TASK
Without the pictures, return each record as it appears.

Dataset entries
** Start **

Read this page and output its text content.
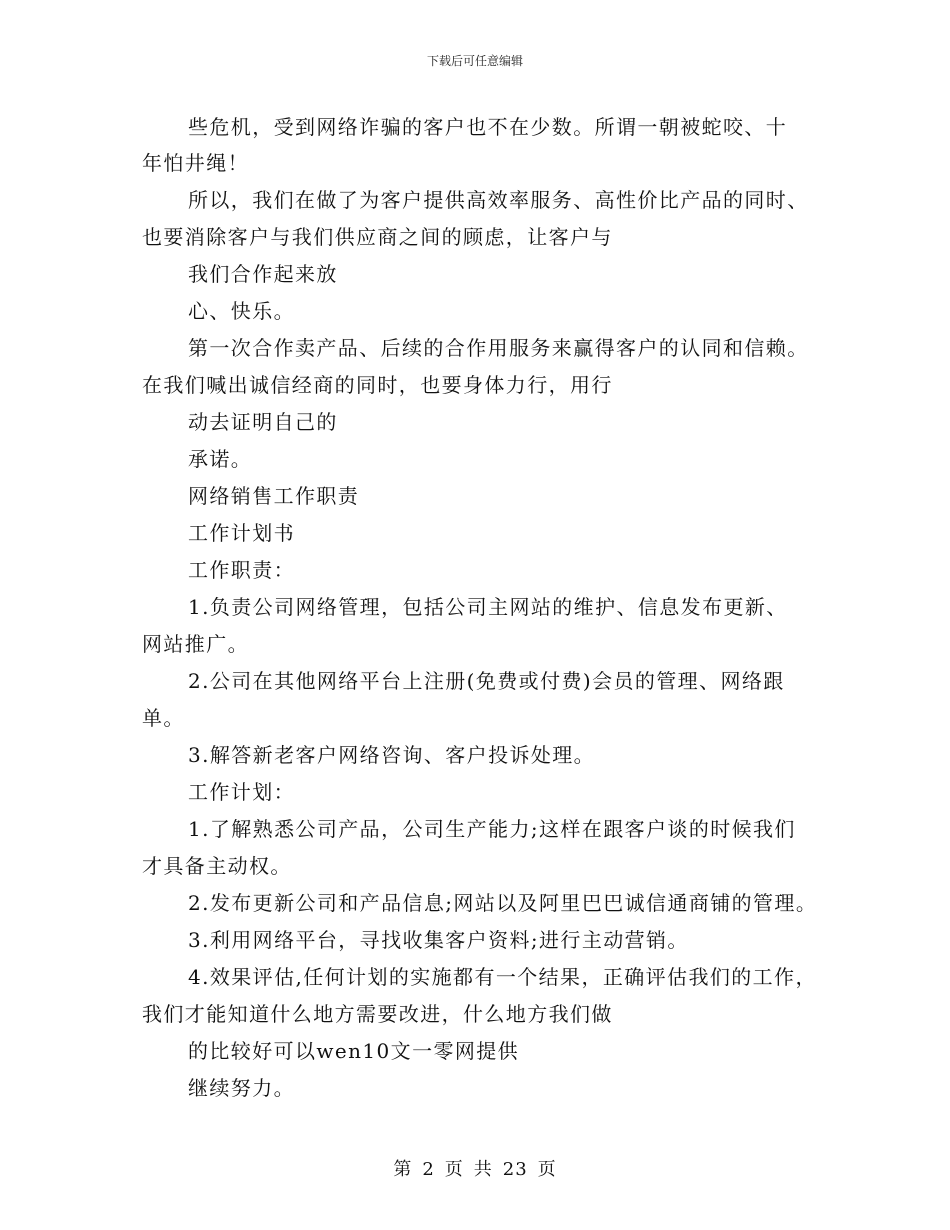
下载后可任意编辑
些危机，受到网络诈骗的客户也不在少数。所谓一朝被蛇咬、十
年怕井绳！
所以，我们在做了为客户提供高效率服务、高性价比产品的同时、
也要消除客户与我们供应商之间的顾虑，让客户与
我们合作起来放
心、快乐。
第一次合作卖产品、后续的合作用服务来赢得客户的认同和信赖。
在我们喊出诚信经商的同时，也要身体力行，用行
动去证明自己的
承诺。
网络销售工作职责
工作计划书
工作职责：
1.负责公司网络管理，包括公司主网站的维护、信息发布更新、
网站推广。
2.公司在其他网络平台上注册(免费或付费)会员的管理、网络跟
单。
3.解答新老客户网络咨询、客户投诉处理。
工作计划：
1.了解熟悉公司产品，公司生产能力;这样在跟客户谈的时候我们
才具备主动权。
2.发布更新公司和产品信息;网站以及阿里巴巴诚信通商铺的管理。
3.利用网络平台，寻找收集客户资料;进行主动营销。
4.效果评估,任何计划的实施都有一个结果，正确评估我们的工作，
我们才能知道什么地方需要改进，什么地方我们做
的比较好可以wen10文一零网提供
继续努力。
第 2 页 共 23 页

** End **

COMPLETE OUTPUT
Read this page and output its text content.
下载后可任意编辑
些危机，受到网络诈骗的客户也不在少数。所谓一朝被蛇咬、十
年怕井绳！
所以，我们在做了为客户提供高效率服务、高性价比产品的同时、
也要消除客户与我们供应商之间的顾虑，让客户与
我们合作起来放
心、快乐。
第一次合作卖产品、后续的合作用服务来赢得客户的认同和信赖。
在我们喊出诚信经商的同时，也要身体力行，用行
动去证明自己的
承诺。
网络销售工作职责
工作计划书
工作职责：
1.负责公司网络管理，包括公司主网站的维护、信息发布更新、
网站推广。
2.公司在其他网络平台上注册(免费或付费)会员的管理、网络跟
单。
3.解答新老客户网络咨询、客户投诉处理。
工作计划：
1.了解熟悉公司产品，公司生产能力;这样在跟客户谈的时候我们
才具备主动权。
2.发布更新公司和产品信息;网站以及阿里巴巴诚信通商铺的管理。
3.利用网络平台，寻找收集客户资料;进行主动营销。
4.效果评估,任何计划的实施都有一个结果，正确评估我们的工作，
我们才能知道什么地方需要改进，什么地方我们做
的比较好可以wen10文一零网提供
继续努力。
第 2 页 共 23 页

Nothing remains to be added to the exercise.